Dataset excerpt
START

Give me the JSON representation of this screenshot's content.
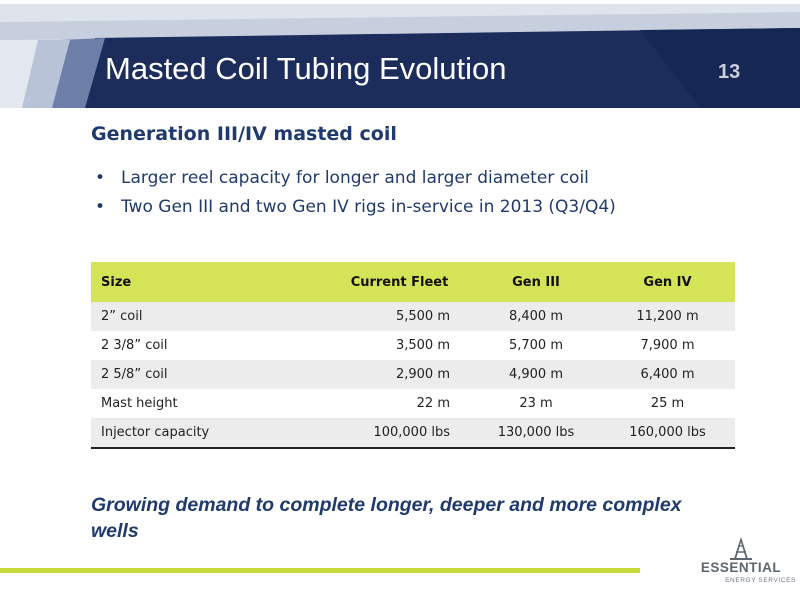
{
  "header": {
    "title": "Masted Coil Tubing Evolution",
    "slide_number": "13"
  },
  "section": {
    "heading": "Generation III/IV masted coil",
    "bullets": [
      "Larger reel capacity for longer and larger diameter coil",
      "Two Gen III and two Gen IV rigs in-service in 2013 (Q3/Q4)"
    ]
  },
  "table": {
    "headers": [
      "Size",
      "Current Fleet",
      "Gen III",
      "Gen IV"
    ],
    "rows": [
      [
        "2” coil",
        "5,500 m",
        "8,400 m",
        "11,200 m"
      ],
      [
        "2 3/8” coil",
        "3,500 m",
        "5,700 m",
        "7,900 m"
      ],
      [
        "2 5/8” coil",
        "2,900 m",
        "4,900 m",
        "6,400 m"
      ],
      [
        "Mast height",
        "22 m",
        "23 m",
        "25 m"
      ],
      [
        "Injector capacity",
        "100,000 lbs",
        "130,000 lbs",
        "160,000 lbs"
      ]
    ]
  },
  "closing": "Growing demand  to complete longer, deeper and more complex wells",
  "logo": {
    "name": "ESSENTIAL",
    "tagline": "ENERGY SERVICES"
  },
  "colors": {
    "navy": "#1f3a6e",
    "header_dark": "#1c2d5c",
    "accent_green": "#c8d83a",
    "table_header": "#d5e356"
  }
}
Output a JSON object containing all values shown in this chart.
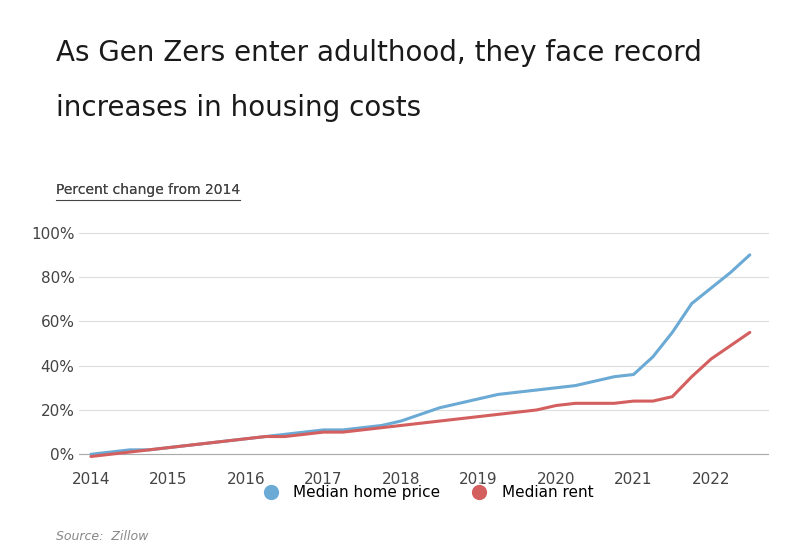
{
  "title_line1": "As Gen Zers enter adulthood, they face record",
  "title_line2": "increases in housing costs",
  "subtitle": "Percent change from 2014",
  "source": "Source:  Zillow",
  "background_color": "#ffffff",
  "plot_bg_color": "#ffffff",
  "grid_color": "#dddddd",
  "home_price_color": "#6aaad4",
  "rent_color": "#d45f5f",
  "home_price_label": "Median home price",
  "rent_label": "Median rent",
  "ylim": [
    -5,
    105
  ],
  "yticks": [
    0,
    20,
    40,
    60,
    80,
    100
  ],
  "x_years": [
    2014.0,
    2014.25,
    2014.5,
    2014.75,
    2015.0,
    2015.25,
    2015.5,
    2015.75,
    2016.0,
    2016.25,
    2016.5,
    2016.75,
    2017.0,
    2017.25,
    2017.5,
    2017.75,
    2018.0,
    2018.25,
    2018.5,
    2018.75,
    2019.0,
    2019.25,
    2019.5,
    2019.75,
    2020.0,
    2020.25,
    2020.5,
    2020.75,
    2021.0,
    2021.25,
    2021.5,
    2021.75,
    2022.0,
    2022.25,
    2022.5
  ],
  "home_price": [
    0,
    1,
    2,
    2,
    3,
    4,
    5,
    6,
    7,
    8,
    9,
    10,
    11,
    11,
    12,
    13,
    15,
    18,
    21,
    23,
    25,
    27,
    28,
    29,
    30,
    31,
    33,
    35,
    36,
    44,
    55,
    68,
    75,
    82,
    90
  ],
  "rent": [
    -1,
    0,
    1,
    2,
    3,
    4,
    5,
    6,
    7,
    8,
    8,
    9,
    10,
    10,
    11,
    12,
    13,
    14,
    15,
    16,
    17,
    18,
    19,
    20,
    22,
    23,
    23,
    23,
    24,
    24,
    26,
    35,
    43,
    49,
    55
  ]
}
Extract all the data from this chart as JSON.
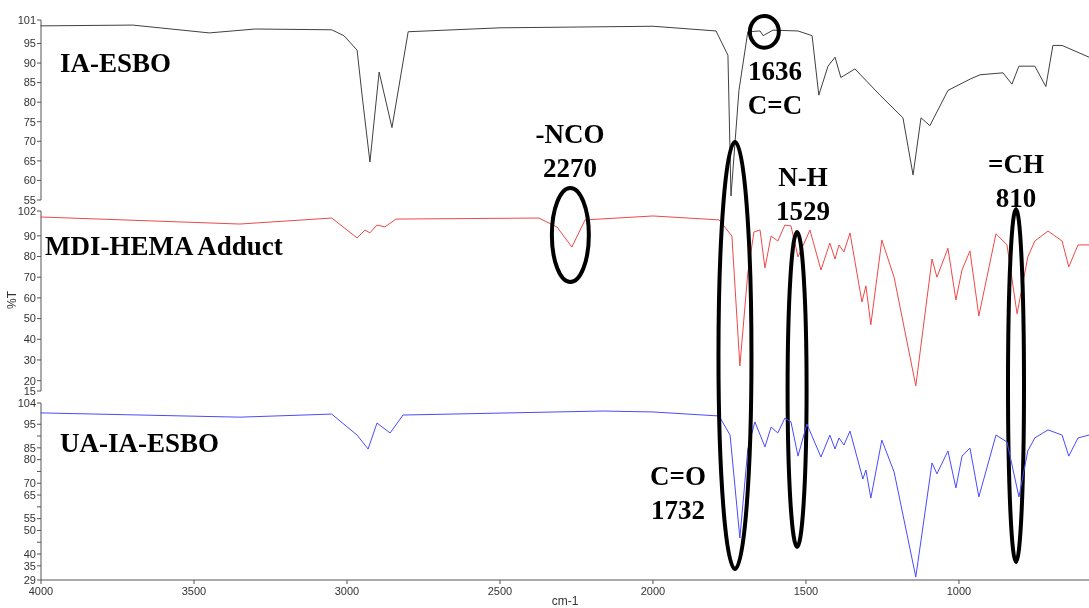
{
  "chart_data": [
    {
      "type": "line",
      "tick_labels": "y",
      "xlim": [
        4000,
        575
      ],
      "ylim": [
        55,
        101
      ],
      "yticks": [
        101,
        95,
        90,
        85,
        80,
        75,
        70,
        65,
        60,
        55
      ],
      "annotations": [
        {
          "text": "1636\nC=C",
          "x": 1636,
          "y": 97
        }
      ],
      "series": [
        {
          "name": "IA-ESBO",
          "color": "#404040",
          "x": [
            4000,
            3700,
            3450,
            3300,
            3050,
            3010,
            2967,
            2950,
            2925,
            2895,
            2853,
            2800,
            2500,
            2000,
            1794,
            1755,
            1745,
            1719,
            1690,
            1650,
            1640,
            1608,
            1526,
            1480,
            1458,
            1428,
            1405,
            1386,
            1340,
            1258,
            1183,
            1150,
            1124,
            1095,
            1036,
            961,
            931,
            856,
            827,
            804,
            752,
            716,
            693,
            663,
            575
          ],
          "values": [
            99.5,
            99.7,
            97.7,
            98.7,
            98.5,
            97,
            93.3,
            81.3,
            64.7,
            87.7,
            73.5,
            98,
            99,
            99.4,
            98.2,
            92,
            56,
            83,
            98,
            98.2,
            97,
            98.4,
            98.2,
            97,
            81.8,
            89.2,
            91.5,
            86.3,
            88.5,
            81.8,
            76,
            61.4,
            76,
            74,
            83,
            86,
            87,
            87.5,
            84.6,
            89.2,
            89.2,
            84,
            94.5,
            94.5,
            91.5
          ]
        }
      ]
    },
    {
      "type": "line",
      "tick_labels": "y",
      "xlim": [
        4000,
        575
      ],
      "ylim": [
        15,
        102
      ],
      "yticks": [
        102,
        90,
        80,
        70,
        60,
        50,
        40,
        30,
        20,
        15
      ],
      "ylabel": "%T",
      "annotations": [
        {
          "text": "-NCO\n2270",
          "x": 2270,
          "y": 84.6
        },
        {
          "text": "N-H\n1529",
          "x": 1529,
          "y": 79.8
        },
        "=CH\n810"
      ],
      "series": [
        {
          "name": "MDI-HEMA Adduct",
          "color": "#f04848",
          "x": [
            4000,
            3350,
            3050,
            2967,
            2941,
            2925,
            2902,
            2876,
            2840,
            2373,
            2314,
            2265,
            2222,
            2000,
            1784,
            1742,
            1716,
            1690,
            1670,
            1650,
            1634,
            1614,
            1592,
            1569,
            1549,
            1526,
            1487,
            1451,
            1422,
            1405,
            1392,
            1376,
            1356,
            1317,
            1304,
            1288,
            1252,
            1212,
            1141,
            1088,
            1072,
            1036,
            1010,
            990,
            964,
            935,
            879,
            843,
            810,
            775,
            752,
            709,
            663,
            641,
            611,
            575
          ],
          "values": [
            99.1,
            95.7,
            98.6,
            89,
            92.8,
            91.4,
            95.2,
            94.3,
            98.1,
            98.6,
            94.3,
            84.6,
            97.7,
            99.6,
            97.7,
            89.9,
            27.1,
            72,
            91.9,
            92.8,
            74.5,
            89.9,
            87.5,
            95.2,
            94.8,
            79.8,
            92.8,
            73.5,
            86.5,
            78.8,
            85.6,
            82.2,
            91.4,
            58,
            65.8,
            47,
            88,
            70,
            17.5,
            78.8,
            70,
            84,
            59,
            73.5,
            82.7,
            51.3,
            91,
            85.6,
            52.3,
            79.8,
            87.5,
            92.3,
            87.5,
            75,
            85.6,
            85.6
          ]
        }
      ]
    },
    {
      "type": "line",
      "xlim": [
        4000,
        575
      ],
      "ylim": [
        29,
        104
      ],
      "xticks": [
        4000,
        3500,
        3000,
        2500,
        2000,
        1500,
        1000
      ],
      "yticks": [
        104,
        95,
        {
          "value": 90,
          "label": null
        },
        85,
        80,
        {
          "value": 75,
          "label": null
        },
        70,
        65,
        {
          "value": 60,
          "label": null
        },
        55,
        50,
        {
          "value": 45,
          "label": null
        },
        40,
        35,
        29
      ],
      "xlabel": "cm-1",
      "annotations": [
        {
          "text": "C=O\n1732",
          "x": 1732,
          "y": 46.8
        }
      ],
      "series": [
        {
          "name": "UA-IA-ESBO",
          "color": "#4a4aff",
          "x": [
            4000,
            3350,
            3050,
            2967,
            2931,
            2902,
            2859,
            2817,
            2163,
            2000,
            1784,
            1748,
            1716,
            1690,
            1667,
            1634,
            1614,
            1592,
            1569,
            1549,
            1526,
            1497,
            1451,
            1422,
            1405,
            1392,
            1376,
            1356,
            1314,
            1304,
            1288,
            1252,
            1212,
            1141,
            1088,
            1072,
            1036,
            1010,
            990,
            964,
            935,
            879,
            843,
            804,
            775,
            752,
            709,
            663,
            641,
            611,
            575
          ],
          "values": [
            99.8,
            98,
            99.3,
            90.4,
            84.5,
            95.5,
            91.3,
            98.9,
            100.6,
            100.2,
            98.5,
            90.4,
            46.8,
            84.5,
            96,
            85.4,
            93.8,
            91.3,
            97.6,
            96,
            81.5,
            95.1,
            81.1,
            90.4,
            84.5,
            89.2,
            86.2,
            92.1,
            71.8,
            75.6,
            63.7,
            88.3,
            74.8,
            30.3,
            78.6,
            74,
            83.7,
            68,
            81.5,
            84.9,
            64.2,
            90.4,
            87.5,
            64.2,
            83.7,
            89.2,
            92.6,
            90.4,
            81.5,
            89.2,
            90.4
          ]
        }
      ]
    }
  ]
}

END

[Objective] Point out every line holding the string "Median" and copy it.

[Correct result]
  "home_price_label": "Median home price",
  "rent_label": "Median rent",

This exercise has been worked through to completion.